## PROBLEM DETAILS
Look through the data below. Pick out the lines holding the string "恭顺听从的样子".
=-=-=-=-=
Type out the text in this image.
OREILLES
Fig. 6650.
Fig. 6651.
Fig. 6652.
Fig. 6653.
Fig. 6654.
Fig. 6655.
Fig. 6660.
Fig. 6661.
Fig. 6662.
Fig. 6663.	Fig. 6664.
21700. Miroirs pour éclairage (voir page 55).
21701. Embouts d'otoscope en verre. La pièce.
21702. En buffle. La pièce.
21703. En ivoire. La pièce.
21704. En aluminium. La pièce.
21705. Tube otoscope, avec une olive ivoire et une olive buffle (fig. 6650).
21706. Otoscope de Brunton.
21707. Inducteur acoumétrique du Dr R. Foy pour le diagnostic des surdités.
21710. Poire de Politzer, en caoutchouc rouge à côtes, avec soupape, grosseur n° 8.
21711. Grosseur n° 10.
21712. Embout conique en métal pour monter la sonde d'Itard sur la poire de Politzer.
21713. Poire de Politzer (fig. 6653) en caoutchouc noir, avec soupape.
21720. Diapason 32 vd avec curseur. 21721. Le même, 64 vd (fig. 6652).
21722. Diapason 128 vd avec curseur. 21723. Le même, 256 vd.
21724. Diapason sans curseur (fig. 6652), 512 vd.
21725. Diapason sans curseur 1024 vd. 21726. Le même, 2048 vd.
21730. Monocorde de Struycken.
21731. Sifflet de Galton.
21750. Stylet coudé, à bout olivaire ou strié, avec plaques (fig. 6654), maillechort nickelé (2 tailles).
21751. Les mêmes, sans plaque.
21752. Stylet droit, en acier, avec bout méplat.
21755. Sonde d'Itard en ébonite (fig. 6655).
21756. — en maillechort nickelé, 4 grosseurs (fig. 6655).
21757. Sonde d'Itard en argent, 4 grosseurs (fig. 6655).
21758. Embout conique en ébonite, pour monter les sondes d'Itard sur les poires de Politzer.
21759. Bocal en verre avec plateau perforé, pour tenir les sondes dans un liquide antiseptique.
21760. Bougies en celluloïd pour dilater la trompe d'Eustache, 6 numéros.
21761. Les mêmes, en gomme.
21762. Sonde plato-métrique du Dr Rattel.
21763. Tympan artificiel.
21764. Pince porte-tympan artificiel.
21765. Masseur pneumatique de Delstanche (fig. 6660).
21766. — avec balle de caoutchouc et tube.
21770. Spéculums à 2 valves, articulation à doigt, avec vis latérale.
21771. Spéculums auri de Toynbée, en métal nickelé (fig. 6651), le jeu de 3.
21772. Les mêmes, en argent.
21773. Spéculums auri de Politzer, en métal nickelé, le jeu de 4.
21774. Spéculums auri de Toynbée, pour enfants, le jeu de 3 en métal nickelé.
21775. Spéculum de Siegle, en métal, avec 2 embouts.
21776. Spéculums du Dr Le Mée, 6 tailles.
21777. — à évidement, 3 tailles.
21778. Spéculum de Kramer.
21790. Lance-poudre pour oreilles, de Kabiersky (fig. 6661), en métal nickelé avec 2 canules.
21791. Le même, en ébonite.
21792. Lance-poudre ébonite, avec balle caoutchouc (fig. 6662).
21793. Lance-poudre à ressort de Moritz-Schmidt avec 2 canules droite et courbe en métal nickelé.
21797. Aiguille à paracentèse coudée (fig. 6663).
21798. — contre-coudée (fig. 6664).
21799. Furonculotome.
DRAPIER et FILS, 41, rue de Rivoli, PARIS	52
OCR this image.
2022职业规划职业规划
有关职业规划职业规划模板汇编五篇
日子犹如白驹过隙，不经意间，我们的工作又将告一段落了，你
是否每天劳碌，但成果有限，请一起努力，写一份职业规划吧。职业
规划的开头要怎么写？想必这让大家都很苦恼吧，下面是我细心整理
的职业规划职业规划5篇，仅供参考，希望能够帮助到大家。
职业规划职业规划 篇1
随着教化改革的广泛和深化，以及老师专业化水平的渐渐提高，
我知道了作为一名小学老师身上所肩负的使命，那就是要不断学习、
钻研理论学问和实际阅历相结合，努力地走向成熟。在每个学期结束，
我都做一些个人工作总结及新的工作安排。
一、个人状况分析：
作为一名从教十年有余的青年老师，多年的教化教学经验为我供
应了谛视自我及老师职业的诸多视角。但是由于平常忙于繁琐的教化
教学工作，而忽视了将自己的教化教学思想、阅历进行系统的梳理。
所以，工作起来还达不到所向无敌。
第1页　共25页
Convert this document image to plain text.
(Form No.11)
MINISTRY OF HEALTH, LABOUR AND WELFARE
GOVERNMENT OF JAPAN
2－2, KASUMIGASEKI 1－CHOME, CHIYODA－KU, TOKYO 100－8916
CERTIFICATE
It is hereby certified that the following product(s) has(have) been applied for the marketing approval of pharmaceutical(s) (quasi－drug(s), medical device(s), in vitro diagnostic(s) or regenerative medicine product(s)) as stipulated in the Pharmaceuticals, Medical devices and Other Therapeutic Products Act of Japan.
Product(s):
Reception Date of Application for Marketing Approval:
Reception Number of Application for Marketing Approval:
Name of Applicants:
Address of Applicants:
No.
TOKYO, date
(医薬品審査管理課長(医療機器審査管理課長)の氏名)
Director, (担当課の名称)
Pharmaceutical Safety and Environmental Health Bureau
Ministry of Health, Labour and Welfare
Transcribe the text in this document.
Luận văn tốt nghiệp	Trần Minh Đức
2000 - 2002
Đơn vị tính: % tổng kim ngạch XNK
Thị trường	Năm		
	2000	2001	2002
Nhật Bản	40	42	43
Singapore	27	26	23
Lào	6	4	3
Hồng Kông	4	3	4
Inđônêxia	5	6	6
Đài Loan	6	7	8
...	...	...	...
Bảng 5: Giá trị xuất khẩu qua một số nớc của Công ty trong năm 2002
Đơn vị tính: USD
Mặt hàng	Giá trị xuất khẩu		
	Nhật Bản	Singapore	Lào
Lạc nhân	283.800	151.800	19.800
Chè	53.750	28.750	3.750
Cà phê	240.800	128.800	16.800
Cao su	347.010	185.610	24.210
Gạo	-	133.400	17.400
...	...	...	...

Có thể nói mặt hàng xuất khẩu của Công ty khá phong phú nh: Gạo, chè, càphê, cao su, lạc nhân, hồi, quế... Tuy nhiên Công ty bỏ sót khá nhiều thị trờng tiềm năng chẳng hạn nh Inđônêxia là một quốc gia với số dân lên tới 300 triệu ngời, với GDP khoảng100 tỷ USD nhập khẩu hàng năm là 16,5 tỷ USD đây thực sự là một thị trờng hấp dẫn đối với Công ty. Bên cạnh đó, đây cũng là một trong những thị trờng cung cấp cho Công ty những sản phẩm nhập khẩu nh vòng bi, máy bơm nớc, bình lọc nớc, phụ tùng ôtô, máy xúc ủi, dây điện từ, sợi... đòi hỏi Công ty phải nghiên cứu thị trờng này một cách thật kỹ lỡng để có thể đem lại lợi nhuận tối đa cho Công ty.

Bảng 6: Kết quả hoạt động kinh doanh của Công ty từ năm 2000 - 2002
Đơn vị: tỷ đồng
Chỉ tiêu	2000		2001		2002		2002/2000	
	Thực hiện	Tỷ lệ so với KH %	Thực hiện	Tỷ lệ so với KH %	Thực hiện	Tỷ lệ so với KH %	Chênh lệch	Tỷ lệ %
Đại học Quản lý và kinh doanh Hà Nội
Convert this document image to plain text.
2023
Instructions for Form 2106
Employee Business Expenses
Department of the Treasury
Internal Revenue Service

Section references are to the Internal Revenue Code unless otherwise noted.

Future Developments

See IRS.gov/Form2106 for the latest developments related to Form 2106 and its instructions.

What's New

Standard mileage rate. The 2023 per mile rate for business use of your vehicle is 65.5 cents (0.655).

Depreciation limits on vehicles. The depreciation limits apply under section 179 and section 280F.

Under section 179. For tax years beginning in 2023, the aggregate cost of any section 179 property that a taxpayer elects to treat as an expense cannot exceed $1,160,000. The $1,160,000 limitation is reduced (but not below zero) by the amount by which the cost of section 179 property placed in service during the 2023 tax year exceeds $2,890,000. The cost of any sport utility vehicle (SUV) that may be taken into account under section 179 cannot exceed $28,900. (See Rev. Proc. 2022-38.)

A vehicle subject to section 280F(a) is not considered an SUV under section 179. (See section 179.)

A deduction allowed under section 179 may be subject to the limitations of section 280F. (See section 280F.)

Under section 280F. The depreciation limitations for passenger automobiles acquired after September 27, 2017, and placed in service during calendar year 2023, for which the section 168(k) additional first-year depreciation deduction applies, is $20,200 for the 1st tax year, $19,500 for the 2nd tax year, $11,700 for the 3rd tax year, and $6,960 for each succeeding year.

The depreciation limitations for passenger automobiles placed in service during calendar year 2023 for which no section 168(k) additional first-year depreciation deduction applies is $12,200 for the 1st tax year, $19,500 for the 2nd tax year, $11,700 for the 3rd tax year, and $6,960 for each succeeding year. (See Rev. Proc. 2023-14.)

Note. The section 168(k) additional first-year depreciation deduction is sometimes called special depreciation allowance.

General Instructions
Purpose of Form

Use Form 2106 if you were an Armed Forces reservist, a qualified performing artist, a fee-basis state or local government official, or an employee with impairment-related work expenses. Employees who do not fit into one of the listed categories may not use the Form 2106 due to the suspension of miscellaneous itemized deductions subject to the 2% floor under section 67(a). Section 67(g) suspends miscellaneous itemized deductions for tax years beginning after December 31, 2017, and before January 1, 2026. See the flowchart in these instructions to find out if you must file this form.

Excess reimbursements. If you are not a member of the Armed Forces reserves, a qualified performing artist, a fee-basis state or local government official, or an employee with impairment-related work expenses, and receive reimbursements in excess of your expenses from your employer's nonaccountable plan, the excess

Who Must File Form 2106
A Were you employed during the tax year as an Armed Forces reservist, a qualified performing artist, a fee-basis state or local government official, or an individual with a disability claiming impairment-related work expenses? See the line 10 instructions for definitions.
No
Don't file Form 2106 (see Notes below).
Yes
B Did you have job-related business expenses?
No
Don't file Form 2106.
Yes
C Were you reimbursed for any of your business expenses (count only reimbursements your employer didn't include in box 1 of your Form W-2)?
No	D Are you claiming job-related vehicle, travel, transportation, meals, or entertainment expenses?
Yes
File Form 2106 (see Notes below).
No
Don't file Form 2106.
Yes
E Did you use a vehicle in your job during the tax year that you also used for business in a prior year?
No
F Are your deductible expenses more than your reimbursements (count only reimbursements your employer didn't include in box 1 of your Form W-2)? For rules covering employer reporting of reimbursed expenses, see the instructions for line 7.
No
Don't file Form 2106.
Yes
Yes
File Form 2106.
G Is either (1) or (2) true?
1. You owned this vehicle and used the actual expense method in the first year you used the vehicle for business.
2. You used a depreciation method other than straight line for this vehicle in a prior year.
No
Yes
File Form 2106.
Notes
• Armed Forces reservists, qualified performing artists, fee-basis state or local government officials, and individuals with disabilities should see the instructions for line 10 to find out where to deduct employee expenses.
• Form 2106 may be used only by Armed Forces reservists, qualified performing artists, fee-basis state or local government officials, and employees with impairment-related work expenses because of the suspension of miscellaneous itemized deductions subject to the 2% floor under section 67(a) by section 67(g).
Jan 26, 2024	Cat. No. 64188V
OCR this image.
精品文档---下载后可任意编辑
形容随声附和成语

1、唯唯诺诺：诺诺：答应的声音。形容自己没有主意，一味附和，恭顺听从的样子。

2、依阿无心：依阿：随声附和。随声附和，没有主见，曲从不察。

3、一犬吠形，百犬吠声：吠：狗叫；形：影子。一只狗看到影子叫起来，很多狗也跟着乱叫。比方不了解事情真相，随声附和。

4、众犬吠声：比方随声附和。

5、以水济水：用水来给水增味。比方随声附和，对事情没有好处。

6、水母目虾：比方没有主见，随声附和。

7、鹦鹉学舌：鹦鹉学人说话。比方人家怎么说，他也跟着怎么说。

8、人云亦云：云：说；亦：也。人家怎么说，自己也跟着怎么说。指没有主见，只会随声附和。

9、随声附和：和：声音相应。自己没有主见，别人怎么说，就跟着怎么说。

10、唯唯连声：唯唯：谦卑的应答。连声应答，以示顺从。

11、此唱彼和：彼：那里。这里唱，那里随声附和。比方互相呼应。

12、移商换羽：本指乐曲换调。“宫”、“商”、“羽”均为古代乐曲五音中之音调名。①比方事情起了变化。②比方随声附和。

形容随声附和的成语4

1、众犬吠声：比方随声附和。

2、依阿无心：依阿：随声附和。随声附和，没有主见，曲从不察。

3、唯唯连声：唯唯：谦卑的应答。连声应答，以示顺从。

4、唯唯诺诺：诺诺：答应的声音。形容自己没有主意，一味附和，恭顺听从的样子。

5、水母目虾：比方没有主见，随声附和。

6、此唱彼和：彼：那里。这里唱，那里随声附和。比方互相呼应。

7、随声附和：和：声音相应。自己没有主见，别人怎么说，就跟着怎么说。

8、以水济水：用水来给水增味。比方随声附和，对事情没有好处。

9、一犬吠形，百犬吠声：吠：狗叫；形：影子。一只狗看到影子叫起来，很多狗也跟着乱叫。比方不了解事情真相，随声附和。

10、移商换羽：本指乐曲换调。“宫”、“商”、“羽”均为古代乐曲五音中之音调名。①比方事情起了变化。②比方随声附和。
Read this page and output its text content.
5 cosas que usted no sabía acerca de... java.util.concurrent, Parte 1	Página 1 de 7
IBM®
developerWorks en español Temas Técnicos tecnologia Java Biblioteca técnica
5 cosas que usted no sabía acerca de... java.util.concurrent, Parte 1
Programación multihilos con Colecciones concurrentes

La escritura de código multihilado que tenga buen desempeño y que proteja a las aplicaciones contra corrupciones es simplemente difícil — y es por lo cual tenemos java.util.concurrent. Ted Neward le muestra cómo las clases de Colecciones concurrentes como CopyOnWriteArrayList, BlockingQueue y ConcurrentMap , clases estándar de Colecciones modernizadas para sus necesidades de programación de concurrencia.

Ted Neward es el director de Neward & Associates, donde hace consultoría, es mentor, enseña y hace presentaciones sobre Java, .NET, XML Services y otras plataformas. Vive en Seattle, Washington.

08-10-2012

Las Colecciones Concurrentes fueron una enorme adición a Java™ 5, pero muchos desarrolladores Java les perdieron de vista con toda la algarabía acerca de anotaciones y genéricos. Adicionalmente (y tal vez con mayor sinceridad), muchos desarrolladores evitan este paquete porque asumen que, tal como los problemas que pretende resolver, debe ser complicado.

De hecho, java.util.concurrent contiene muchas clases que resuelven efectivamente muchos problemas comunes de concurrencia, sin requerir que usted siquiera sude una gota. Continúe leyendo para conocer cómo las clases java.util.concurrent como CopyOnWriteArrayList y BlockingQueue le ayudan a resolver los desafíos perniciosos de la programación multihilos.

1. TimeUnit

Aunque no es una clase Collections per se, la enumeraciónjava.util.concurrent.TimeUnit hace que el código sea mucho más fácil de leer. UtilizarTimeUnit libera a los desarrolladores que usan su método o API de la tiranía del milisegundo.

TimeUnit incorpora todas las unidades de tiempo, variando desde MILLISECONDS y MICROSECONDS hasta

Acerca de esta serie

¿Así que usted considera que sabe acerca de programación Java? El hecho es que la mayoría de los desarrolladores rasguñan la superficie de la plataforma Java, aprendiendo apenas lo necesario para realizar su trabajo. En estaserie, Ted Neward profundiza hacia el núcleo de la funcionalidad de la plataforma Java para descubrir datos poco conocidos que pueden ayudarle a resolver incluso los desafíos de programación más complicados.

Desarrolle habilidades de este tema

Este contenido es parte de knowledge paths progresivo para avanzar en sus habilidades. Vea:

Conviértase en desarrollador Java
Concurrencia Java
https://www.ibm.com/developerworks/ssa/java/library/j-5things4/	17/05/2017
=-=-=-=-=
## RIGHT ANSWER
1、唯唯诺诺：诺诺：答应的声音。形容自己没有主意，一味附和，恭顺听从的样子。
4、唯唯诺诺：诺诺：答应的声音。形容自己没有主意，一味附和，恭顺听从的样子。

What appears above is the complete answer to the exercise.